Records
▼
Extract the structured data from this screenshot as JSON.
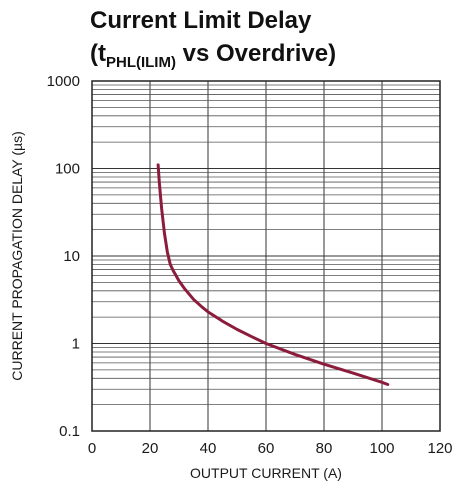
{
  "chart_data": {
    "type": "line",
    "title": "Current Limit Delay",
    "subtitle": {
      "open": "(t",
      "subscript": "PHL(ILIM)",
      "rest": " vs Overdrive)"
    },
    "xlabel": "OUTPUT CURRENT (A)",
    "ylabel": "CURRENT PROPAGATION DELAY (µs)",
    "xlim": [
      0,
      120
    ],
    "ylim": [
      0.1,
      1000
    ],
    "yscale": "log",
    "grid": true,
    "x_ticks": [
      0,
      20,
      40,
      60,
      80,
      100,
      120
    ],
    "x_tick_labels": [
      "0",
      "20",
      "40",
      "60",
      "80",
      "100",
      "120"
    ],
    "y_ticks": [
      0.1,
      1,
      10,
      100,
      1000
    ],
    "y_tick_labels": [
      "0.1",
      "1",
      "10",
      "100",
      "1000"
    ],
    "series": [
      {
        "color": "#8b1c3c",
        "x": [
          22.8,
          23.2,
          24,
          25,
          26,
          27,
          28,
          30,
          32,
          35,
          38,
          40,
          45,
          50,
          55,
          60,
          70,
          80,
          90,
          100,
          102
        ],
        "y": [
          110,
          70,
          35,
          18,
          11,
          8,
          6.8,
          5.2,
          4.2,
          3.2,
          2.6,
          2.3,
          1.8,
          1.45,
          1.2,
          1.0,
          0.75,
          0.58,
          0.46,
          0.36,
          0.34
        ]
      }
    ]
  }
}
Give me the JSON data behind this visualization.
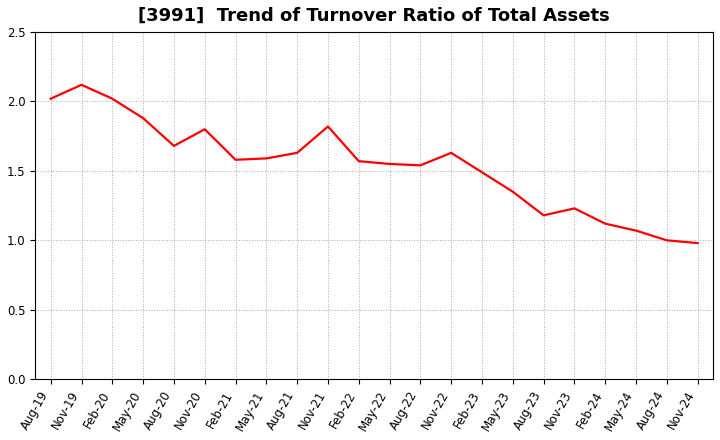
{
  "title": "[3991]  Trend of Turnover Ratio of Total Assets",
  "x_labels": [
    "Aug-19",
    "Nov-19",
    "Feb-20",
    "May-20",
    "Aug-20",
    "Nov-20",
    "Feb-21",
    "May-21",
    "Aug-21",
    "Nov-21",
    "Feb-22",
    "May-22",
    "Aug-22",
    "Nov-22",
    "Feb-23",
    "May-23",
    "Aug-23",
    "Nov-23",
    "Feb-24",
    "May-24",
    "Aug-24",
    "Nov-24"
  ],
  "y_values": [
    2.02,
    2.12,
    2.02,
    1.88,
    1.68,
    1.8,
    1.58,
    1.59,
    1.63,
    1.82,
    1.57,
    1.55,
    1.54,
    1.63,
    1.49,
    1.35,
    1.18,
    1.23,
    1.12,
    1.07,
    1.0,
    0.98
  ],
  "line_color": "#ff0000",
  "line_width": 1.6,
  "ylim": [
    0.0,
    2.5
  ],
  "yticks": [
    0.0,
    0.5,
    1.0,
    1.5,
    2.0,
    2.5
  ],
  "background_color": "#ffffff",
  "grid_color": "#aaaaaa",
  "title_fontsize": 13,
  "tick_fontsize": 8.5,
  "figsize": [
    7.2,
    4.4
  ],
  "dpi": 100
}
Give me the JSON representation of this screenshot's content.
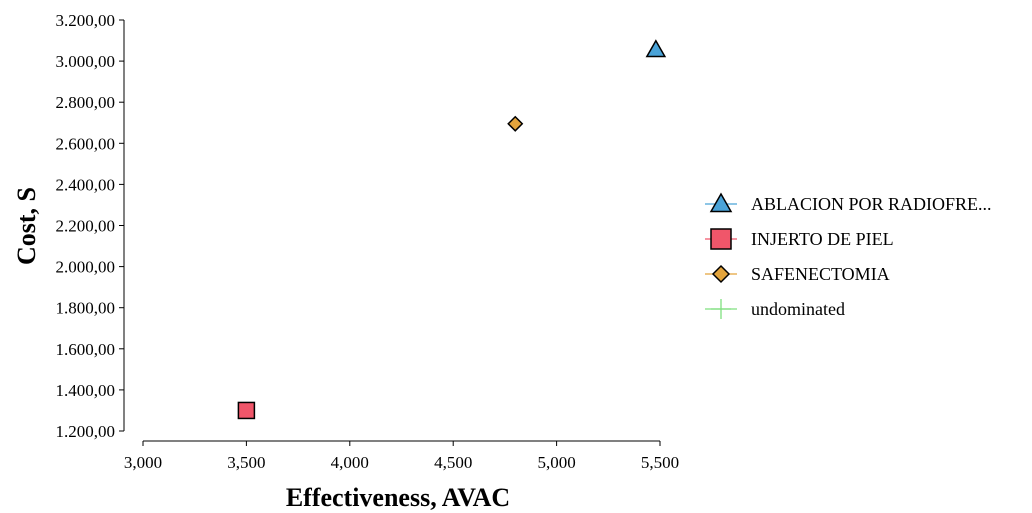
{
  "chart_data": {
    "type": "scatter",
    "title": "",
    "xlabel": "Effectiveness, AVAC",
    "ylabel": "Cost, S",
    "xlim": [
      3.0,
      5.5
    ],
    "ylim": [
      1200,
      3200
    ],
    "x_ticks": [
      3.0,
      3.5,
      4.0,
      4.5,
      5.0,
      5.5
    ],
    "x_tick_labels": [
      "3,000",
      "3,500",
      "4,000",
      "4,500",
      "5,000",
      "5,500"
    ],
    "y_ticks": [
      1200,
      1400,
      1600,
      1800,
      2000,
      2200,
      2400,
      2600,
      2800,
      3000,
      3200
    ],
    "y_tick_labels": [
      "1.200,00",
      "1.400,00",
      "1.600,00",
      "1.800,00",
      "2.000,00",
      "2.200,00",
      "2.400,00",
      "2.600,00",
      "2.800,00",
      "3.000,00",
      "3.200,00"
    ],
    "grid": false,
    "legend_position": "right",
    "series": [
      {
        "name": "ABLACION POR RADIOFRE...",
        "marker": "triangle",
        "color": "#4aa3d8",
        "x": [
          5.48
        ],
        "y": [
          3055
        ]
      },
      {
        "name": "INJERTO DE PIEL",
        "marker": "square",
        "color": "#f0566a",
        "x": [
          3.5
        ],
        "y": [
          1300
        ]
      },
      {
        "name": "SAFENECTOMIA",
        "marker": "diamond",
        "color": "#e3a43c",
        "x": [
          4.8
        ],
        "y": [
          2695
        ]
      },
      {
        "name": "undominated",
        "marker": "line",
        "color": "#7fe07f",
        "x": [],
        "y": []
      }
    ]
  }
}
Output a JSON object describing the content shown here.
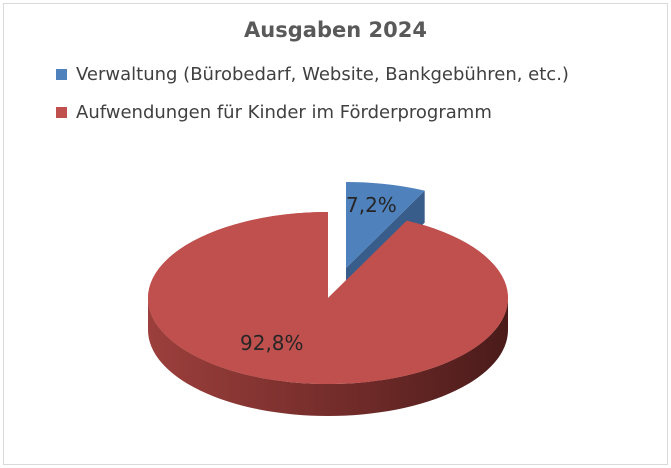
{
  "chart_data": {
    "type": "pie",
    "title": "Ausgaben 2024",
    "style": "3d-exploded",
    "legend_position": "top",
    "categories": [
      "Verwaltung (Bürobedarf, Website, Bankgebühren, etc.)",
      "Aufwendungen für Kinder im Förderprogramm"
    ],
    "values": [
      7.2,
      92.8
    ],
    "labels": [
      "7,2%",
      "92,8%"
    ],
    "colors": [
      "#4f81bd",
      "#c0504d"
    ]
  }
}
▲
SHORT TASK:
Extract exactly the lines above from the line containing "Output a JSON" through the last one, both ends included, but not the pictures.

OUTPUT:
Output a JSON object describing the content shown here.
{
  "chart_data": {
    "type": "pie",
    "title": "Ausgaben 2024",
    "style": "3d-exploded",
    "legend_position": "top",
    "categories": [
      "Verwaltung (Bürobedarf, Website, Bankgebühren, etc.)",
      "Aufwendungen für Kinder im Förderprogramm"
    ],
    "values": [
      7.2,
      92.8
    ],
    "labels": [
      "7,2%",
      "92,8%"
    ],
    "colors": [
      "#4f81bd",
      "#c0504d"
    ]
  }
}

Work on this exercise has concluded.